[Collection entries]
☆ ☆ ☆

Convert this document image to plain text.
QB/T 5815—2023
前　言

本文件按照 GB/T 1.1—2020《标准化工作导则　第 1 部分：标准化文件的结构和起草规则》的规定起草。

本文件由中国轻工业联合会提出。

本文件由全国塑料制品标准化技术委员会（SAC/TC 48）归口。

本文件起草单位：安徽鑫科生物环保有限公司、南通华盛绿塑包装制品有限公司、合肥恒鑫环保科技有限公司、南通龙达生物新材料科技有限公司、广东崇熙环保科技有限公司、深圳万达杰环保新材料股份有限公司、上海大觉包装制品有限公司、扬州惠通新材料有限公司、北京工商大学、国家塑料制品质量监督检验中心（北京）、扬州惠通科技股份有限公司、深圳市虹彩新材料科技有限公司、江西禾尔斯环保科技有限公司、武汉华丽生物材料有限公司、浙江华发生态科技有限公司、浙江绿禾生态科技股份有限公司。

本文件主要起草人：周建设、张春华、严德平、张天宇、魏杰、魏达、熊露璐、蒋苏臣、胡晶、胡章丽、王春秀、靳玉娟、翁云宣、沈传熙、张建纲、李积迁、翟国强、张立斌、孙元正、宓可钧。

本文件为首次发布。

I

☆ ☆ ☆

__The task__. Each entry above is to be set down again in exactly the same words.

__Finished answer__.
Convert this document image to plain text.
QB/T 5815—2023
前　言

本文件按照 GB/T 1.1—2020《标准化工作导则　第 1 部分：标准化文件的结构和起草规则》的规定起草。

本文件由中国轻工业联合会提出。

本文件由全国塑料制品标准化技术委员会（SAC/TC 48）归口。

本文件起草单位：安徽鑫科生物环保有限公司、南通华盛绿塑包装制品有限公司、合肥恒鑫环保科技有限公司、南通龙达生物新材料科技有限公司、广东崇熙环保科技有限公司、深圳万达杰环保新材料股份有限公司、上海大觉包装制品有限公司、扬州惠通新材料有限公司、北京工商大学、国家塑料制品质量监督检验中心（北京）、扬州惠通科技股份有限公司、深圳市虹彩新材料科技有限公司、江西禾尔斯环保科技有限公司、武汉华丽生物材料有限公司、浙江华发生态科技有限公司、浙江绿禾生态科技股份有限公司。

本文件主要起草人：周建设、张春华、严德平、张天宇、魏杰、魏达、熊露璐、蒋苏臣、胡晶、胡章丽、王春秀、靳玉娟、翁云宣、沈传熙、张建纲、李积迁、翟国强、张立斌、孙元正、宓可钧。

本文件为首次发布。

I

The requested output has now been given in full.